▶ _WHAT IS EXPECTED_
Set every record down verbatim and omit the pictures.

▶ _RECORDS FOR THE TASK_

= = = =

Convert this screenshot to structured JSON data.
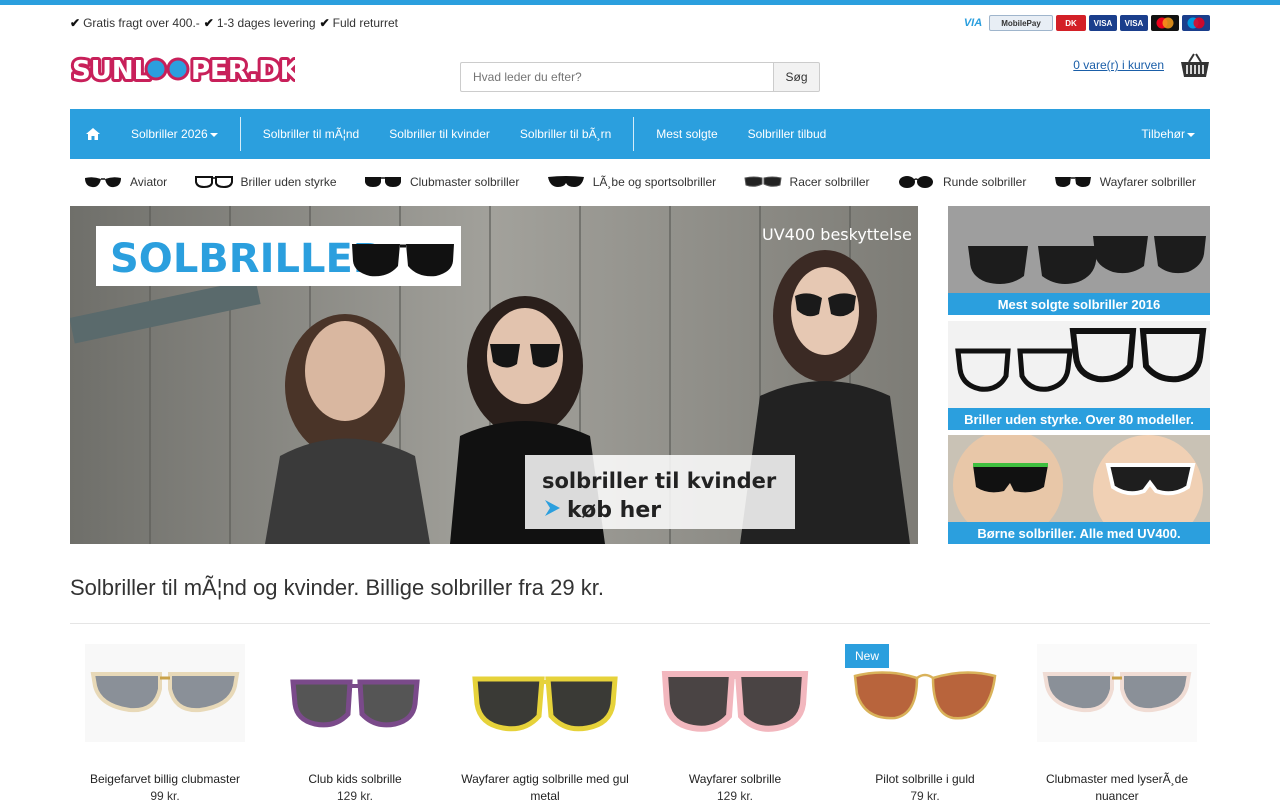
{
  "usps": [
    "Gratis fragt over 400.-",
    "1-3 dages levering",
    "Fuld returret"
  ],
  "payment_logos": [
    "VIA",
    "MobilePay",
    "DK",
    "VISA",
    "VISA",
    "MasterCard",
    "Maestro"
  ],
  "logo_text": "SUNLOOPER.DK",
  "search": {
    "placeholder": "Hvad leder du efter?",
    "button": "Søg"
  },
  "cart": {
    "label": "0 vare(r) i kurven"
  },
  "nav": {
    "items": [
      "Solbriller 2026",
      "Solbriller til mÃ¦nd",
      "Solbriller til kvinder",
      "Solbriller til bÃ¸rn",
      "Mest solgte",
      "Solbriller tilbud"
    ],
    "right": "Tilbehør"
  },
  "categories": [
    "Aviator",
    "Briller uden styrke",
    "Clubmaster solbriller",
    "LÃ¸be og sportsolbriller",
    "Racer solbriller",
    "Runde solbriller",
    "Wayfarer solbriller"
  ],
  "banner": {
    "title": "SOLBRILLER",
    "uv": "UV400 beskyttelse",
    "line1": "solbriller til kvinder",
    "line2": "køb her"
  },
  "side_banners": [
    "Mest solgte solbriller 2016",
    "Briller uden styrke. Over 80 modeller.",
    "Børne solbriller. Alle med UV400."
  ],
  "heading": "Solbriller til mÃ¦nd og kvinder. Billige solbriller fra 29 kr.",
  "products": [
    {
      "name": "Beigefarvet billig clubmaster",
      "price": "99 kr.",
      "badge": ""
    },
    {
      "name": "Club kids solbrille",
      "price": "129 kr.",
      "badge": ""
    },
    {
      "name": "Wayfarer agtig solbrille med gul metal",
      "price": "",
      "badge": ""
    },
    {
      "name": "Wayfarer solbrille",
      "price": "129 kr.",
      "badge": ""
    },
    {
      "name": "Pilot solbrille i guld",
      "price": "79 kr.",
      "badge": "New"
    },
    {
      "name": "Clubmaster med lyserÃ¸de nuancer",
      "price": "",
      "badge": ""
    }
  ],
  "colors": {
    "accent": "#2b9fde",
    "link": "#1a5ea8"
  }
}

= = = =

▶ _REPLY_
Convert this screenshot to structured JSON data.
{
  "usps": [
    "Gratis fragt over 400.-",
    "1-3 dages levering",
    "Fuld returret"
  ],
  "payment_logos": [
    "VIA",
    "MobilePay",
    "DK",
    "VISA",
    "VISA",
    "MasterCard",
    "Maestro"
  ],
  "logo_text": "SUNLOOPER.DK",
  "search": {
    "placeholder": "Hvad leder du efter?",
    "button": "Søg"
  },
  "cart": {
    "label": "0 vare(r) i kurven"
  },
  "nav": {
    "items": [
      "Solbriller 2026",
      "Solbriller til mÃ¦nd",
      "Solbriller til kvinder",
      "Solbriller til bÃ¸rn",
      "Mest solgte",
      "Solbriller tilbud"
    ],
    "right": "Tilbehør"
  },
  "categories": [
    "Aviator",
    "Briller uden styrke",
    "Clubmaster solbriller",
    "LÃ¸be og sportsolbriller",
    "Racer solbriller",
    "Runde solbriller",
    "Wayfarer solbriller"
  ],
  "banner": {
    "title": "SOLBRILLER",
    "uv": "UV400 beskyttelse",
    "line1": "solbriller til kvinder",
    "line2": "køb her"
  },
  "side_banners": [
    "Mest solgte solbriller 2016",
    "Briller uden styrke. Over 80 modeller.",
    "Børne solbriller. Alle med UV400."
  ],
  "heading": "Solbriller til mÃ¦nd og kvinder. Billige solbriller fra 29 kr.",
  "products": [
    {
      "name": "Beigefarvet billig clubmaster",
      "price": "99 kr.",
      "badge": ""
    },
    {
      "name": "Club kids solbrille",
      "price": "129 kr.",
      "badge": ""
    },
    {
      "name": "Wayfarer agtig solbrille med gul metal",
      "price": "",
      "badge": ""
    },
    {
      "name": "Wayfarer solbrille",
      "price": "129 kr.",
      "badge": ""
    },
    {
      "name": "Pilot solbrille i guld",
      "price": "79 kr.",
      "badge": "New"
    },
    {
      "name": "Clubmaster med lyserÃ¸de nuancer",
      "price": "",
      "badge": ""
    }
  ],
  "colors": {
    "accent": "#2b9fde",
    "link": "#1a5ea8"
  }
}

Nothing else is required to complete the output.